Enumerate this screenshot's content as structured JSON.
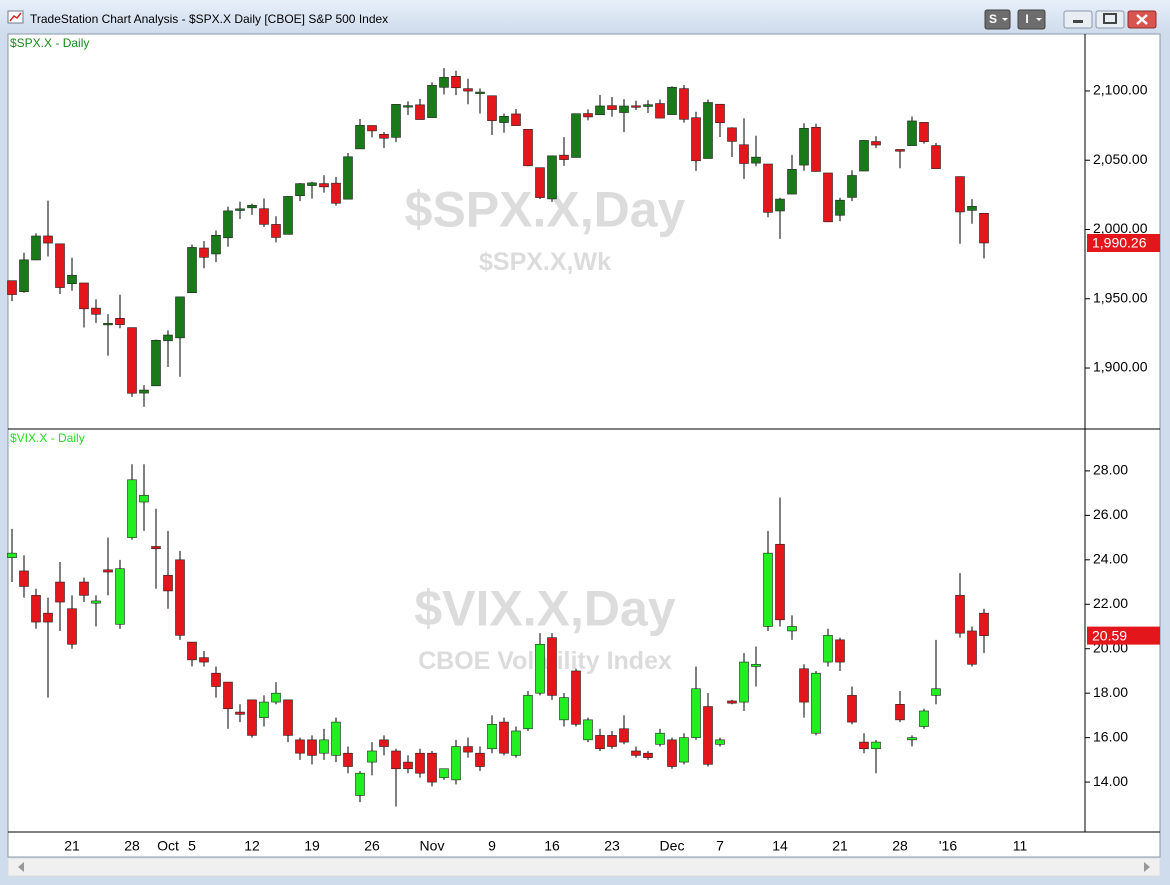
{
  "window": {
    "title": "TradeStation Chart Analysis - $SPX.X Daily [CBOE] S&P 500 Index",
    "buttons": [
      "S",
      "I"
    ]
  },
  "chart_data": {
    "type": "candlestick",
    "categories": [
      null,
      null,
      null,
      null,
      null,
      "21",
      null,
      null,
      null,
      null,
      "28",
      null,
      null,
      "Oct",
      null,
      "5",
      null,
      null,
      null,
      null,
      "12",
      null,
      null,
      null,
      null,
      "19",
      null,
      null,
      null,
      null,
      "26",
      null,
      null,
      null,
      null,
      "Nov",
      null,
      null,
      null,
      null,
      "9",
      null,
      null,
      null,
      null,
      "16",
      null,
      null,
      null,
      null,
      "23",
      null,
      null,
      null,
      null,
      "Dec",
      null,
      null,
      null,
      "7",
      null,
      null,
      null,
      null,
      "14",
      null,
      null,
      null,
      null,
      "21",
      null,
      null,
      null,
      null,
      "28",
      null,
      null,
      null,
      "'16",
      null,
      null,
      null,
      null,
      null,
      "11"
    ],
    "panels": [
      {
        "label": "$SPX.X - Daily",
        "label_color": "#1a8a1a",
        "watermark": "$SPX.X,Day",
        "watermark_sub": "$SPX.X,Wk",
        "up_color": "#1a7a1a",
        "down_color": "#e3161b",
        "ylim": [
          1856.7,
          2140.4
        ],
        "yticks": [
          {
            "value": 1900,
            "label": "1,900.00"
          },
          {
            "value": 1950,
            "label": "1,950.00"
          },
          {
            "value": 2000,
            "label": "2,000.00"
          },
          {
            "value": 2050,
            "label": "2,050.00"
          },
          {
            "value": 2100,
            "label": "2,100.00"
          }
        ],
        "last_value": {
          "value": 1990.26,
          "label": "1,990.26"
        },
        "open": [
          1963.06,
          1955.1,
          1978.02,
          1995.33,
          1989.66,
          1960.84,
          1961.39,
          1943.24,
          1932.24,
          1935.93,
          1929.18,
          1881.9,
          1887.14,
          1919.65,
          1921.77,
          1954.33,
          1986.63,
          1982.34,
          1994.01,
          2013.73,
          2015.65,
          2015.0,
          2003.66,
          1996.47,
          2024.37,
          2031.73,
          2033.13,
          2033.47,
          2021.88,
          2058.19,
          2075.08,
          2068.75,
          2066.48,
          2088.35,
          2090.0,
          2080.76,
          2102.63,
          2110.6,
          2101.68,
          2098.6,
          2096.56,
          2077.19,
          2083.41,
          2072.29,
          2044.64,
          2022.08,
          2053.67,
          2051.99,
          2083.7,
          2082.82,
          2089.41,
          2084.42,
          2089.3,
          2088.82,
          2090.95,
          2082.93,
          2101.71,
          2080.71,
          2051.24,
          2090.42,
          2073.39,
          2061.17,
          2047.93,
          2047.27,
          2013.37,
          2025.55,
          2046.5,
          2073.76,
          2040.81,
          2010.27,
          2023.15,
          2042.2,
          2063.52,
          null,
          2057.77,
          2060.54,
          2077.34,
          2060.59,
          null,
          2038.2,
          2013.78,
          2011.71,
          null,
          null,
          null
        ],
        "high": [
          1963.06,
          1983.19,
          1997.26,
          2020.86,
          1989.66,
          1979.64,
          1961.39,
          1949.52,
          1938.88,
          1952.89,
          1929.18,
          1887.64,
          1920.53,
          1927.21,
          1951.36,
          1989.17,
          1991.62,
          1999.31,
          2016.5,
          2020.13,
          2018.66,
          2022.34,
          2009.56,
          2024.15,
          2033.54,
          2034.45,
          2039.12,
          2037.97,
          2055.2,
          2079.74,
          2075.14,
          2070.37,
          2090.35,
          2092.52,
          2094.32,
          2106.2,
          2116.48,
          2114.59,
          2108.78,
          2101.91,
          2096.56,
          2083.67,
          2086.94,
          2072.29,
          2044.64,
          2053.22,
          2066.69,
          2083.58,
          2086.74,
          2097.06,
          2095.61,
          2094.12,
          2093.0,
          2093.29,
          2093.81,
          2103.37,
          2104.27,
          2085.0,
          2093.84,
          2090.42,
          2073.85,
          2080.33,
          2067.65,
          2047.27,
          2022.92,
          2053.87,
          2076.72,
          2076.37,
          2040.81,
          2022.9,
          2042.74,
          2064.73,
          2067.36,
          null,
          2057.77,
          2081.56,
          2077.34,
          2062.54,
          null,
          2038.2,
          2021.94,
          2011.71,
          null,
          null,
          null
        ],
        "low": [
          1948.27,
          1954.3,
          1977.93,
          1980.48,
          1953.45,
          1955.8,
          1929.22,
          1932.57,
          1908.92,
          1928.75,
          1879.21,
          1871.91,
          1887.14,
          1900.7,
          1893.7,
          1954.33,
          1971.99,
          1976.44,
          1987.53,
          2007.61,
          2010.55,
          2001.78,
          1990.73,
          1996.47,
          2020.46,
          2022.31,
          2026.61,
          2017.22,
          2021.88,
          2058.19,
          2066.53,
          2058.84,
          2063.11,
          2082.63,
          2079.34,
          2080.76,
          2097.51,
          2096.98,
          2090.41,
          2083.74,
          2068.24,
          2069.91,
          2074.85,
          2045.66,
          2022.02,
          2019.94,
          2045.9,
          2051.99,
          2078.76,
          2082.82,
          2081.39,
          2070.29,
          2086.3,
          2084.13,
          2080.41,
          2082.93,
          2077.11,
          2042.35,
          2051.24,
          2066.78,
          2052.32,
          2036.53,
          2045.67,
          2008.8,
          1993.26,
          2025.55,
          2042.43,
          2041.66,
          2005.33,
          2005.93,
          2020.49,
          2042.2,
          2058.73,
          null,
          2044.2,
          2060.54,
          2061.97,
          2043.62,
          null,
          1989.68,
          2004.17,
          1979.05,
          null,
          null,
          null
        ],
        "close": [
          1953.03,
          1978.09,
          1995.31,
          1990.2,
          1958.08,
          1966.97,
          1942.74,
          1938.76,
          1932.24,
          1931.34,
          1881.77,
          1884.09,
          1920.03,
          1923.82,
          1951.36,
          1987.05,
          1979.92,
          1995.83,
          2013.43,
          2014.89,
          2017.46,
          2003.69,
          1994.24,
          2023.86,
          2033.11,
          2033.66,
          2030.77,
          2018.94,
          2052.51,
          2075.15,
          2071.18,
          2065.89,
          2090.35,
          2089.41,
          2079.36,
          2104.05,
          2109.79,
          2102.31,
          2099.93,
          2099.2,
          2078.58,
          2081.72,
          2075.0,
          2045.97,
          2023.04,
          2053.19,
          2050.44,
          2083.58,
          2081.24,
          2089.17,
          2086.59,
          2089.14,
          2088.87,
          2090.11,
          2080.41,
          2102.63,
          2079.51,
          2049.62,
          2091.69,
          2077.07,
          2063.59,
          2047.62,
          2052.23,
          2012.37,
          2021.94,
          2043.41,
          2073.07,
          2041.89,
          2005.55,
          2021.15,
          2038.97,
          2064.29,
          2060.99,
          null,
          2056.5,
          2078.36,
          2063.36,
          2043.94,
          null,
          2012.66,
          2016.71,
          1990.26,
          null,
          null,
          null
        ]
      },
      {
        "label": "$VIX.X - Daily",
        "label_color": "#22dd22",
        "watermark": "$VIX.X,Day",
        "watermark_sub": "CBOE Volatility Index",
        "up_color": "#22ee22",
        "down_color": "#e3161b",
        "ylim": [
          11.8,
          29.84
        ],
        "yticks": [
          {
            "value": 14,
            "label": "14.00"
          },
          {
            "value": 16,
            "label": "16.00"
          },
          {
            "value": 18,
            "label": "18.00"
          },
          {
            "value": 20,
            "label": "20.00"
          },
          {
            "value": 22,
            "label": "22.00"
          },
          {
            "value": 24,
            "label": "24.00"
          },
          {
            "value": 26,
            "label": "26.00"
          },
          {
            "value": 28,
            "label": "28.00"
          }
        ],
        "last_value": {
          "value": 20.59,
          "label": "20.59"
        },
        "open": [
          24.1,
          23.5,
          22.4,
          21.6,
          23.0,
          21.8,
          23.0,
          22.05,
          23.55,
          21.1,
          25.0,
          26.6,
          24.6,
          23.3,
          24.0,
          20.3,
          19.6,
          18.9,
          18.5,
          17.15,
          17.7,
          16.9,
          17.6,
          17.7,
          15.9,
          15.9,
          15.3,
          15.2,
          15.3,
          13.4,
          14.9,
          15.9,
          15.4,
          14.9,
          15.3,
          15.3,
          14.2,
          14.1,
          15.6,
          15.3,
          15.5,
          16.7,
          15.2,
          16.4,
          18.0,
          20.5,
          16.8,
          19.0,
          15.9,
          16.1,
          16.1,
          16.4,
          15.4,
          15.3,
          15.7,
          15.9,
          14.9,
          16.0,
          17.4,
          15.7,
          17.65,
          17.6,
          19.2,
          21.0,
          24.7,
          20.8,
          19.1,
          16.2,
          19.4,
          20.4,
          17.9,
          15.8,
          15.5,
          null,
          17.5,
          15.9,
          16.5,
          17.9,
          null,
          22.4,
          20.8,
          21.6,
          null,
          null,
          null
        ],
        "high": [
          25.4,
          24.2,
          22.7,
          22.3,
          23.9,
          22.4,
          23.2,
          22.4,
          25.0,
          24.0,
          28.3,
          28.3,
          26.3,
          25.3,
          24.4,
          20.3,
          19.9,
          19.2,
          18.5,
          17.5,
          17.7,
          17.9,
          18.5,
          17.7,
          16.0,
          16.1,
          16.4,
          16.9,
          15.6,
          14.5,
          15.8,
          16.1,
          15.5,
          15.2,
          15.5,
          15.4,
          14.6,
          15.9,
          16.0,
          15.6,
          17.0,
          16.9,
          16.5,
          18.1,
          20.7,
          20.7,
          18.0,
          19.1,
          16.9,
          16.4,
          16.3,
          17.0,
          15.6,
          15.4,
          16.4,
          16.0,
          16.2,
          19.2,
          18.0,
          16.0,
          17.7,
          19.8,
          20.1,
          25.3,
          26.8,
          21.5,
          19.3,
          19.0,
          20.9,
          20.5,
          18.3,
          16.2,
          15.9,
          null,
          18.1,
          16.1,
          17.3,
          20.4,
          null,
          23.4,
          21.0,
          21.8,
          null,
          null,
          null
        ],
        "low": [
          23.0,
          22.3,
          20.9,
          17.8,
          20.8,
          20.0,
          22.1,
          21.0,
          22.4,
          20.9,
          24.9,
          25.3,
          22.7,
          21.8,
          20.4,
          19.2,
          19.2,
          17.8,
          16.4,
          16.7,
          16.0,
          16.5,
          17.5,
          15.8,
          15.0,
          14.8,
          15.0,
          14.9,
          14.4,
          13.1,
          14.3,
          15.2,
          12.9,
          14.4,
          14.2,
          13.8,
          14.1,
          13.9,
          15.1,
          14.5,
          15.3,
          15.2,
          15.1,
          16.3,
          17.9,
          17.7,
          16.5,
          16.5,
          15.8,
          15.4,
          15.5,
          15.7,
          15.1,
          15.0,
          15.6,
          14.6,
          14.8,
          15.9,
          14.7,
          15.6,
          17.5,
          17.2,
          18.3,
          20.8,
          21.0,
          20.4,
          16.9,
          16.1,
          19.2,
          19.0,
          16.6,
          15.3,
          14.4,
          null,
          16.7,
          15.6,
          16.4,
          17.5,
          null,
          20.5,
          19.2,
          19.8,
          null,
          null,
          null
        ],
        "close": [
          24.3,
          22.8,
          21.2,
          21.2,
          22.1,
          20.2,
          22.4,
          22.15,
          23.45,
          23.6,
          27.6,
          26.9,
          24.5,
          22.6,
          20.6,
          19.5,
          19.4,
          18.3,
          17.3,
          17.05,
          16.1,
          17.6,
          18.0,
          16.1,
          15.3,
          15.2,
          15.9,
          16.7,
          14.7,
          14.4,
          15.4,
          15.6,
          14.6,
          14.6,
          14.4,
          14.0,
          14.6,
          15.6,
          15.35,
          14.7,
          16.6,
          15.3,
          16.3,
          17.9,
          20.2,
          17.9,
          17.8,
          16.6,
          16.8,
          15.5,
          15.6,
          15.8,
          15.2,
          15.1,
          16.2,
          14.7,
          16.0,
          18.2,
          14.8,
          15.9,
          17.55,
          19.4,
          19.3,
          24.3,
          21.3,
          21.0,
          17.6,
          18.9,
          20.6,
          19.4,
          16.7,
          15.5,
          15.8,
          null,
          16.8,
          16.0,
          17.2,
          18.2,
          null,
          20.7,
          19.3,
          20.59,
          null,
          null,
          null
        ]
      }
    ]
  }
}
-=-=-
Copy each line holding the word "Index" from the listing above.

** CORRECT RESULT **
    "title": "TradeStation Chart Analysis - $SPX.X Daily [CBOE] S&P 500 Index",
        "watermark_sub": "CBOE Volatility Index",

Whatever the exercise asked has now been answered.